| WHAT IS EXPECTED |
Extract every line that contains the word "align".

Items from a dataset:
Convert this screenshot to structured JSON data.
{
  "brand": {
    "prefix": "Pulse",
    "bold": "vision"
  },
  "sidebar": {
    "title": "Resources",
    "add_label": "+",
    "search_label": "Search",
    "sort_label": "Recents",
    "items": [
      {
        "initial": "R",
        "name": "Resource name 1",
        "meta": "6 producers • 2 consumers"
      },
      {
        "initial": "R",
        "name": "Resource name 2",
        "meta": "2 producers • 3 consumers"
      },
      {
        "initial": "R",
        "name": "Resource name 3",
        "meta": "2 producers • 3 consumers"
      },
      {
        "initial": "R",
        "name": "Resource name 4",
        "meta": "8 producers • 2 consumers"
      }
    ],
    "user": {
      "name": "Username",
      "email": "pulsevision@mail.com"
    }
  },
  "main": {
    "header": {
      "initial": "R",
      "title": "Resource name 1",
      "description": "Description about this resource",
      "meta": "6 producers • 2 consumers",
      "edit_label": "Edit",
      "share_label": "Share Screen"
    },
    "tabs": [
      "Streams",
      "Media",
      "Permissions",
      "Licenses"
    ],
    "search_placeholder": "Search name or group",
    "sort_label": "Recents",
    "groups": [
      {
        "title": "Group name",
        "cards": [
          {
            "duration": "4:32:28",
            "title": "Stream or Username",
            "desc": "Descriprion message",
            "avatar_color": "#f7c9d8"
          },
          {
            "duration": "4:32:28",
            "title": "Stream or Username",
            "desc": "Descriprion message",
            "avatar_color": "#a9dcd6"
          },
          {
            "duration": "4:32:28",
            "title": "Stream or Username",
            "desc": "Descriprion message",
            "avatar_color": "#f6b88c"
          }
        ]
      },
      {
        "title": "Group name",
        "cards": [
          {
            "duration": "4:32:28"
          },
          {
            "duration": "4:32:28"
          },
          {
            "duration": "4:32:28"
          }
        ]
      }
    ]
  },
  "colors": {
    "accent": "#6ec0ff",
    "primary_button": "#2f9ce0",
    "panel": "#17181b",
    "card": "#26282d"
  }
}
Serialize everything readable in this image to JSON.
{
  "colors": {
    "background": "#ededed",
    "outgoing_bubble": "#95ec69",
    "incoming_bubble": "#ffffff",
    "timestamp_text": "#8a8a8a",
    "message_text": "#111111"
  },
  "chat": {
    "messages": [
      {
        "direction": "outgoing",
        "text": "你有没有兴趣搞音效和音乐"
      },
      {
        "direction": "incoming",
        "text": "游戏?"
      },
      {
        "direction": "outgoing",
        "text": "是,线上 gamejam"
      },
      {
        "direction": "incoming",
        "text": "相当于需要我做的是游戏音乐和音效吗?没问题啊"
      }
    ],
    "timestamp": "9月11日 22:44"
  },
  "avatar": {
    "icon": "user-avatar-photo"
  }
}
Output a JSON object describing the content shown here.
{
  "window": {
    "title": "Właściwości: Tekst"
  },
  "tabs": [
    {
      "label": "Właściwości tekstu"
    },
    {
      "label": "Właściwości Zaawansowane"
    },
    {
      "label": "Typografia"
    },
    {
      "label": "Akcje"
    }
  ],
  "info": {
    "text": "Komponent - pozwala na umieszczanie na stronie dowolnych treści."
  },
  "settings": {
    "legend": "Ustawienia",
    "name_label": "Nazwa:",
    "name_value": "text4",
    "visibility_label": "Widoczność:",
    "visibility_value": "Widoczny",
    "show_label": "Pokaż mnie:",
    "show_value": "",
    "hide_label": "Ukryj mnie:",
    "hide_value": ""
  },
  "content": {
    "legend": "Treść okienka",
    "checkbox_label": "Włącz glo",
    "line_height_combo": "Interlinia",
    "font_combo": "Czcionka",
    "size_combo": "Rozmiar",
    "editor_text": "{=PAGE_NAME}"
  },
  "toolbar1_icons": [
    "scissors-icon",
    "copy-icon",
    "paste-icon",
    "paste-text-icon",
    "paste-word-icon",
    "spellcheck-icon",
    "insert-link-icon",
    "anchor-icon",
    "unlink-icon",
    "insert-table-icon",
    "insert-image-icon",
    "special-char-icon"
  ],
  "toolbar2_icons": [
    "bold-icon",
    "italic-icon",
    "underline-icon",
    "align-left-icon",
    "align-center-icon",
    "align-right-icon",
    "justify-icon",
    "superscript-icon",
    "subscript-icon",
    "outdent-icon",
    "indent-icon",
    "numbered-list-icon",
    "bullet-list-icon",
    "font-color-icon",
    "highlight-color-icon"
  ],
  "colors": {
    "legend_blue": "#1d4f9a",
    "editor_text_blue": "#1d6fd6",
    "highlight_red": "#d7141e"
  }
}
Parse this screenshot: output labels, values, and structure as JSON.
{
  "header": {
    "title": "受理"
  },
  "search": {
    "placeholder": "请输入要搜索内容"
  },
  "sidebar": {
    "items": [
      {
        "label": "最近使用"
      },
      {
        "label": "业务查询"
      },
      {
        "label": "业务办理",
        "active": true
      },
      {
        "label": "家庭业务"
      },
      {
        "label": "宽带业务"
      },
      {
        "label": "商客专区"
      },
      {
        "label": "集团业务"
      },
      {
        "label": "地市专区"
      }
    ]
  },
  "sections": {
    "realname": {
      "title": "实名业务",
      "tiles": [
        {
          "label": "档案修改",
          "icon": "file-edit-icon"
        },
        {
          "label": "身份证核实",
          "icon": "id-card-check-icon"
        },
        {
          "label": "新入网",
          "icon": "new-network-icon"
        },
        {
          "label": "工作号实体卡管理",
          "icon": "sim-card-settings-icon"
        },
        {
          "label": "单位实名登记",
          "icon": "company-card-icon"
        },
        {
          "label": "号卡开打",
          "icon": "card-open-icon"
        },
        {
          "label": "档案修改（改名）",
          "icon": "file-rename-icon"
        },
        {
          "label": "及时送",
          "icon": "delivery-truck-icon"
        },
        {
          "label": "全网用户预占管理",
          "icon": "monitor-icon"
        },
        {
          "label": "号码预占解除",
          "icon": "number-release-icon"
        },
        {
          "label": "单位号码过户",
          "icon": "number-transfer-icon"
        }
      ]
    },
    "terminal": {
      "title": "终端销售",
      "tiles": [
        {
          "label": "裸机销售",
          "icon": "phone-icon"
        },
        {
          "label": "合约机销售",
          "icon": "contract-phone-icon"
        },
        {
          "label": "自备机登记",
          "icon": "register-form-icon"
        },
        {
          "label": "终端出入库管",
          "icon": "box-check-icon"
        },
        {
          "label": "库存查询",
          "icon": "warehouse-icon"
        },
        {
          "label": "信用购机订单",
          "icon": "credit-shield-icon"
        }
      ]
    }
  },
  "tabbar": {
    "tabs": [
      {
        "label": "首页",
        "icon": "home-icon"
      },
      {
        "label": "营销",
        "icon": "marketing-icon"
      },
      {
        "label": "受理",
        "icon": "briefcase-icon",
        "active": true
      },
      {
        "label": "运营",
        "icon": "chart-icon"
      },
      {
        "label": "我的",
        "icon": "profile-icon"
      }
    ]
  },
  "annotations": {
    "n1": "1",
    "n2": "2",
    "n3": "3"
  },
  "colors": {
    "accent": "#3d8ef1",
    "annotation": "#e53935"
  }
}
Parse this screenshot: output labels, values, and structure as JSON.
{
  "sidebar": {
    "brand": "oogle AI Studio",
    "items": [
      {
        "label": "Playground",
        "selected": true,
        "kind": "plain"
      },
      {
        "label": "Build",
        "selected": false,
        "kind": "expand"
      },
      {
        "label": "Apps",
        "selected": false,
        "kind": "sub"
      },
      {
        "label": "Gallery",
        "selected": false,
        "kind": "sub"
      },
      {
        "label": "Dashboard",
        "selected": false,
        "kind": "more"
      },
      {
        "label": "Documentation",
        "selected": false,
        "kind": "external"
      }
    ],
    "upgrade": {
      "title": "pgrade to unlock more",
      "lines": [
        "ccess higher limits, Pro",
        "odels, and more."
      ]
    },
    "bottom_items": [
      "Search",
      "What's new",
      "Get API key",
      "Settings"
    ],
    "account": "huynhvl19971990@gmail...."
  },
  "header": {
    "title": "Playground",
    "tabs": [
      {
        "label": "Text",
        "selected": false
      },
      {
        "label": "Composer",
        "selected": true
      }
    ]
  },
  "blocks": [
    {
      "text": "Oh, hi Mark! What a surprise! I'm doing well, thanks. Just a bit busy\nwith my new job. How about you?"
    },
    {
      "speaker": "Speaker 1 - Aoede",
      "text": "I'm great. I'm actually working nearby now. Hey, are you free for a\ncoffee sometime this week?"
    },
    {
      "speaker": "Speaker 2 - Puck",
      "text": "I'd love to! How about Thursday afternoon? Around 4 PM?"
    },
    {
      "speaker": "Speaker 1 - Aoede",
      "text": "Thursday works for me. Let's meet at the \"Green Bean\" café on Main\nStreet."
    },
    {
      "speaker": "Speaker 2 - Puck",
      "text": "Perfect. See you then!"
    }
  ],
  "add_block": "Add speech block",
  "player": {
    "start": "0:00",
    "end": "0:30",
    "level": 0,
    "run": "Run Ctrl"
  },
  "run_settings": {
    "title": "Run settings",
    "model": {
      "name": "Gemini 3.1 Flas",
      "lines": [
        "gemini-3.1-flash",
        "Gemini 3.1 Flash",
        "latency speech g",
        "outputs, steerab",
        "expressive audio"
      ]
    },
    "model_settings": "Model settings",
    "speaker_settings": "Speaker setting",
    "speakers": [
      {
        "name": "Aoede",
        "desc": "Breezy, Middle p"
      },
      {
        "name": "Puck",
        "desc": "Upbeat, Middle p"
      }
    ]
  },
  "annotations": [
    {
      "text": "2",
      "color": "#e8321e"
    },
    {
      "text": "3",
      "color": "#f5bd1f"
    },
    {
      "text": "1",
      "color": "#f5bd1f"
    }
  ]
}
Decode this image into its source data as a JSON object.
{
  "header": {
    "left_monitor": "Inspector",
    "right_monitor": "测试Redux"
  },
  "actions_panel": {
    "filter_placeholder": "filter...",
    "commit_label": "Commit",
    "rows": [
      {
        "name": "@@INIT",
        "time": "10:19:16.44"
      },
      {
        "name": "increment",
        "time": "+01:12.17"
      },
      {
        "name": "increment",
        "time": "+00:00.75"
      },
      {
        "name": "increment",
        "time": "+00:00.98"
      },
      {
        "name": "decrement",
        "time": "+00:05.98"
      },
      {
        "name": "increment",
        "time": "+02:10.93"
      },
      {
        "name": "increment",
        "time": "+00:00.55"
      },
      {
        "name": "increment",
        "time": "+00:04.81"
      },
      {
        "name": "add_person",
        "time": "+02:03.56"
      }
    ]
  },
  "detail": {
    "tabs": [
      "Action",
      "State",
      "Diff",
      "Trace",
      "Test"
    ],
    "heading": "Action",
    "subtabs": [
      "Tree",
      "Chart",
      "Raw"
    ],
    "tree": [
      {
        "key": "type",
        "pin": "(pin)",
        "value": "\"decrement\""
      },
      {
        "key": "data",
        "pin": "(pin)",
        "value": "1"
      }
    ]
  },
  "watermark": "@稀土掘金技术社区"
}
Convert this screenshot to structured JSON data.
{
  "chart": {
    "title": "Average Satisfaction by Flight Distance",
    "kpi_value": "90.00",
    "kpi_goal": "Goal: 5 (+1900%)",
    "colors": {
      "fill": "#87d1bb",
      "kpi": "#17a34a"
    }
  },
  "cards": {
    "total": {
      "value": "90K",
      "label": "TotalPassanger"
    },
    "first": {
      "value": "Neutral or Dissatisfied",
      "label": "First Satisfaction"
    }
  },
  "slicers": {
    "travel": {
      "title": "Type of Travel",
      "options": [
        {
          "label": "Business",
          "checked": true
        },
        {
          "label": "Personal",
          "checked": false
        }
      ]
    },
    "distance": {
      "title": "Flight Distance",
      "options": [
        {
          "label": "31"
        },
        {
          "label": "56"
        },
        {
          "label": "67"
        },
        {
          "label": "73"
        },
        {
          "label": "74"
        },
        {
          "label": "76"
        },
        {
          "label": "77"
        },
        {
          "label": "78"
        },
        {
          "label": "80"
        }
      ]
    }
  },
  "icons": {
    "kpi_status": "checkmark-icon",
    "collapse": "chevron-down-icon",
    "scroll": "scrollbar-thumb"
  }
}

| CORRECT RESPONSE |
    "align-left-icon",
    "align-center-icon",
    "align-right-icon",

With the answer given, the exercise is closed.